_What is asked_
Report the number of lines where the string "size" occurs, and write nothing else.

(Lines of data)
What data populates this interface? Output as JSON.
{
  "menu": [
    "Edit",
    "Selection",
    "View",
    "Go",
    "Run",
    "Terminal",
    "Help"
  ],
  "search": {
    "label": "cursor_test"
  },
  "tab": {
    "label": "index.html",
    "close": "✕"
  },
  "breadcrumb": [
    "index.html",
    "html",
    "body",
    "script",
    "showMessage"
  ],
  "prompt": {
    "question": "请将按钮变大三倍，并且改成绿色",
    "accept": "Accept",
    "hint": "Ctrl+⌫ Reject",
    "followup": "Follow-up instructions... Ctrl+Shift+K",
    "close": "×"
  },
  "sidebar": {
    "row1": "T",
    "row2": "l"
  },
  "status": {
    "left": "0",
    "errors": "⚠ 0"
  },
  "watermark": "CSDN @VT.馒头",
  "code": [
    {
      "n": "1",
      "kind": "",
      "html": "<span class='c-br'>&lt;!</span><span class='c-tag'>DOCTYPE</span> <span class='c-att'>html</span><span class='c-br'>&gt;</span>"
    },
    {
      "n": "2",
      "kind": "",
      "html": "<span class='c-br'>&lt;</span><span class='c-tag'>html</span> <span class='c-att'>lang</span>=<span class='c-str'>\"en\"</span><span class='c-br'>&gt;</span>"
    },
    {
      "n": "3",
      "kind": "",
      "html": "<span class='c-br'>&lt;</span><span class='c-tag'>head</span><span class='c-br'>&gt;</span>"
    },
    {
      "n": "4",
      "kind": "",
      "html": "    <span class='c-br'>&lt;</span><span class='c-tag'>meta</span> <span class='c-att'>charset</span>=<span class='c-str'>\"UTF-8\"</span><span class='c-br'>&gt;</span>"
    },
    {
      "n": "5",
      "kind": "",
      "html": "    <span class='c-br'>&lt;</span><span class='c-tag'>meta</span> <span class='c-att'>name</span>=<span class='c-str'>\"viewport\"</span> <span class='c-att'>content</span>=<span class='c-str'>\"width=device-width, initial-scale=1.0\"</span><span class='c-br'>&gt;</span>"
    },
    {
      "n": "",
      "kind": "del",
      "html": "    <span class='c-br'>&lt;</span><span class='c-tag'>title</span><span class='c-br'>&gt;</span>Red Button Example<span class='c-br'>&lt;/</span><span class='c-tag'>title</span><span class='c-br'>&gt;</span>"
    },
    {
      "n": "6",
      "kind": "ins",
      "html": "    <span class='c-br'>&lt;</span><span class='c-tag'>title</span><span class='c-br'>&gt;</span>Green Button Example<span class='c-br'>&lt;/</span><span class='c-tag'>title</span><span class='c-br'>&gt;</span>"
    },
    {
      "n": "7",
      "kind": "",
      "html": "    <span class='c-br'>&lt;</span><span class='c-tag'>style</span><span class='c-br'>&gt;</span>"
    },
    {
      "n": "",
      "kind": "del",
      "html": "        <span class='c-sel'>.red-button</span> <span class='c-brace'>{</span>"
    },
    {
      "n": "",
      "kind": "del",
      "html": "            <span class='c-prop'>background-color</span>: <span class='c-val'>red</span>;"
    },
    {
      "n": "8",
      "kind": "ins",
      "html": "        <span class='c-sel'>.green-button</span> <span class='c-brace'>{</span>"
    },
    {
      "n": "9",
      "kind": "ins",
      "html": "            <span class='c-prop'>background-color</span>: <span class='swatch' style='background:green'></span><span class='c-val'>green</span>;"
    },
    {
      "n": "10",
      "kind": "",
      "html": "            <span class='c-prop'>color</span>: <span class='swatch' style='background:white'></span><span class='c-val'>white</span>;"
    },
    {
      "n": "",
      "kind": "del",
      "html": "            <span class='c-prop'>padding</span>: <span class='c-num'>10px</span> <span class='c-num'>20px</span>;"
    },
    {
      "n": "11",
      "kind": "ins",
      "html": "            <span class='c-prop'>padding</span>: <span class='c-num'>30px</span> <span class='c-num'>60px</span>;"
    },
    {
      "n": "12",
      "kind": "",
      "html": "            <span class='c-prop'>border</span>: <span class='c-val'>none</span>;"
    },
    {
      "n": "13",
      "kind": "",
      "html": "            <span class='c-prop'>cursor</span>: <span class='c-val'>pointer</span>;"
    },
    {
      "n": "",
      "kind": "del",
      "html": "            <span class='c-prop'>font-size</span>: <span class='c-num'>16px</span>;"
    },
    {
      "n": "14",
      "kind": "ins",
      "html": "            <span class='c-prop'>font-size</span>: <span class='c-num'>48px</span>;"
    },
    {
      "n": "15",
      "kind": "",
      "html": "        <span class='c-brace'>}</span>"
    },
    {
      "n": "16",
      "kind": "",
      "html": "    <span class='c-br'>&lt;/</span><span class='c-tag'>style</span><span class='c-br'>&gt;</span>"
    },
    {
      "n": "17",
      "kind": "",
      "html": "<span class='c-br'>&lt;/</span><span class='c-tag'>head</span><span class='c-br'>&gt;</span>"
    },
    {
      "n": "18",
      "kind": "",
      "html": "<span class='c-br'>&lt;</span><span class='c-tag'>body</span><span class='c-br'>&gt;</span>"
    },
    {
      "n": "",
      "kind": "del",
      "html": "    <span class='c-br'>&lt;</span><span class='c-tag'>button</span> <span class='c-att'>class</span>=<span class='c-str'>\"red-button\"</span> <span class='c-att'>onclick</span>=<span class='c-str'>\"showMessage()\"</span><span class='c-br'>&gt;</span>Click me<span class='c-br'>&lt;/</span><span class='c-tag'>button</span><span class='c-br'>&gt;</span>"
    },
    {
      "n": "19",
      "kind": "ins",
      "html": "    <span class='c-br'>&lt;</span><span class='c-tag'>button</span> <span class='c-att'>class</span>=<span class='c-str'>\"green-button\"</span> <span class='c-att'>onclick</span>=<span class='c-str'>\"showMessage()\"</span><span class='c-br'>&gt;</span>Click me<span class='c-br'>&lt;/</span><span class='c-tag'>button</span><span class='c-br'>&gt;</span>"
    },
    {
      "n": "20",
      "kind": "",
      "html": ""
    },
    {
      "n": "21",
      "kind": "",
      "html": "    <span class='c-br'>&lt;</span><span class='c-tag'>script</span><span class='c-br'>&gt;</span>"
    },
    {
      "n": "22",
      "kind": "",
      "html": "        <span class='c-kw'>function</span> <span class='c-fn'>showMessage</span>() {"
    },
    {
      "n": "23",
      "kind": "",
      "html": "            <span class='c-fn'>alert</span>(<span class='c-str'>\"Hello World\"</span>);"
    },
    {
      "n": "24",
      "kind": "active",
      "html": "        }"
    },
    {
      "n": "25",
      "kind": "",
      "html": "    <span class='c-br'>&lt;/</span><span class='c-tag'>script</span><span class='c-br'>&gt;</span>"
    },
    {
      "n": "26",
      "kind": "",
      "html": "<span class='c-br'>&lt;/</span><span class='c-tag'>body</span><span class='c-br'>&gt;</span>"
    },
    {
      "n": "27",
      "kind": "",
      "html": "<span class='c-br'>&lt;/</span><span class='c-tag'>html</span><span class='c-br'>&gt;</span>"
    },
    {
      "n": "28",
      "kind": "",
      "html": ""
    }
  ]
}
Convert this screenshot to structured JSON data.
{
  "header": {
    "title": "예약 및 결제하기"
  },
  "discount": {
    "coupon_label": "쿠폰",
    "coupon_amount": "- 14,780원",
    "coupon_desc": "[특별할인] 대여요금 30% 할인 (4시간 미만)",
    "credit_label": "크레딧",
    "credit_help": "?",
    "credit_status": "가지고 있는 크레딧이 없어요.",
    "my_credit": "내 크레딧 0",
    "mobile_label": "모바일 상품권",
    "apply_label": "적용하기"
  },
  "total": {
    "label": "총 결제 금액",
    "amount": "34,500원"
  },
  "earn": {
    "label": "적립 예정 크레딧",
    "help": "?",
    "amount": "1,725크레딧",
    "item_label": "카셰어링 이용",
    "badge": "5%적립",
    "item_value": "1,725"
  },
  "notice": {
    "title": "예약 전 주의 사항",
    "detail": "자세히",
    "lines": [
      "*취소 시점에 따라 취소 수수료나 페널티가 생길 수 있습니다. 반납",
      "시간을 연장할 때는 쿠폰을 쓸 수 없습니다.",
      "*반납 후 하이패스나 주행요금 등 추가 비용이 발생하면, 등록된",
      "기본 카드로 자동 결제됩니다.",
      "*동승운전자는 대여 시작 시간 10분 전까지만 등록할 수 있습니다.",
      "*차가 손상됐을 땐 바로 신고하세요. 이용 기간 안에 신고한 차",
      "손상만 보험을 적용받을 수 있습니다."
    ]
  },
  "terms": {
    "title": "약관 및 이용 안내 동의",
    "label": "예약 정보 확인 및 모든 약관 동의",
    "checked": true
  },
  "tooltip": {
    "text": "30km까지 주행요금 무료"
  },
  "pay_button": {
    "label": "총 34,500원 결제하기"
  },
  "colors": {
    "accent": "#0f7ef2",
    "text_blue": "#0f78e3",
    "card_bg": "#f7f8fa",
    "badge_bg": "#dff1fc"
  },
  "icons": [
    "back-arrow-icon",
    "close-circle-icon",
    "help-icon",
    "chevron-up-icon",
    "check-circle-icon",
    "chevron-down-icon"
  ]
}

_Exercise solution_
2